Prompt:
Keep only the lines where "legend" appears.

Figure record extracts
══════════════════════════════

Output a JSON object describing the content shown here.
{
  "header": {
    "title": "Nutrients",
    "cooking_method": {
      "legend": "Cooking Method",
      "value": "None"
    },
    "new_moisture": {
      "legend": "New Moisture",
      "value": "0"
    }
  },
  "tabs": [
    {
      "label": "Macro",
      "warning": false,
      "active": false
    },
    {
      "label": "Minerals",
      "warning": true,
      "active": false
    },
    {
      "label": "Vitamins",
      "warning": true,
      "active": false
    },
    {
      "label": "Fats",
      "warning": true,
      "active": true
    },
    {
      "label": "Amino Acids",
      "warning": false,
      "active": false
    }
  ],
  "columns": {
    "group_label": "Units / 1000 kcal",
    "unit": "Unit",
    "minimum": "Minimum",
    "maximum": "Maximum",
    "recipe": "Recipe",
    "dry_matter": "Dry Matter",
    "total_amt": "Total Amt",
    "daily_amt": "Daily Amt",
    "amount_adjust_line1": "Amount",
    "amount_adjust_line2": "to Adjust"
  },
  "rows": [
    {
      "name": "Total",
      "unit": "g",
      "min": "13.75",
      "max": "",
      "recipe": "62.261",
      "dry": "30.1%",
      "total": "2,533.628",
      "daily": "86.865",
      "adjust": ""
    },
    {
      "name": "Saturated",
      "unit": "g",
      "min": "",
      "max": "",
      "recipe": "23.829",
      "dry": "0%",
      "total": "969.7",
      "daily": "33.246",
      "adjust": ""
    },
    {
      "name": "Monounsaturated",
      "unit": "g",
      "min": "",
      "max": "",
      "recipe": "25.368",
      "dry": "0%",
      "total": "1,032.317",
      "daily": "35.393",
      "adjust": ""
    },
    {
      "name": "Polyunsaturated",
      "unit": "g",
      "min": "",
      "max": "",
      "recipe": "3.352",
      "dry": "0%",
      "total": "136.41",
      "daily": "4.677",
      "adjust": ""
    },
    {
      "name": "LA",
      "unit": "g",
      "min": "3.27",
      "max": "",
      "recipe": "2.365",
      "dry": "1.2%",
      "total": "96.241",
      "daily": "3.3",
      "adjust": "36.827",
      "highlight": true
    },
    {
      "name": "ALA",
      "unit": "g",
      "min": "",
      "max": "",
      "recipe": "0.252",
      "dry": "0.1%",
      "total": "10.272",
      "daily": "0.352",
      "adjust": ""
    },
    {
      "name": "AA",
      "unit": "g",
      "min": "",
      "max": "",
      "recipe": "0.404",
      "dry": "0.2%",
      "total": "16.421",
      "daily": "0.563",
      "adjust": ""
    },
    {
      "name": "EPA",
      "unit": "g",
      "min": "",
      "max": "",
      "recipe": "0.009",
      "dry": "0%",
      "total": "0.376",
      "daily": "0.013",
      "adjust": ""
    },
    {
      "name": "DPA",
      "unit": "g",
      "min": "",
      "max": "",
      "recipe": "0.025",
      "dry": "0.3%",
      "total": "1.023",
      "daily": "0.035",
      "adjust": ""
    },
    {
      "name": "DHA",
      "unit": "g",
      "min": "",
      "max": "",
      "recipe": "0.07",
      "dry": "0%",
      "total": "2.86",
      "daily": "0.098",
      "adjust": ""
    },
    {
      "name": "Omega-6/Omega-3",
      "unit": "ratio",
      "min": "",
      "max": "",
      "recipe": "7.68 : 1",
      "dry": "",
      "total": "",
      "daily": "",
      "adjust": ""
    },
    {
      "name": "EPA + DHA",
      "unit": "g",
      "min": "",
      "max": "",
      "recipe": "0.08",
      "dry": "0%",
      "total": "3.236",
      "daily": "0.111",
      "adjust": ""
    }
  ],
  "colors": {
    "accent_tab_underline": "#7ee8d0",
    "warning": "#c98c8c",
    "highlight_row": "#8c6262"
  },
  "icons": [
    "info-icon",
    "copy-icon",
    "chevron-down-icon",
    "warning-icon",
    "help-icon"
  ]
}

══════════════════════════════

Exercise answer:
      "legend": "Cooking Method",
      "legend": "New Moisture",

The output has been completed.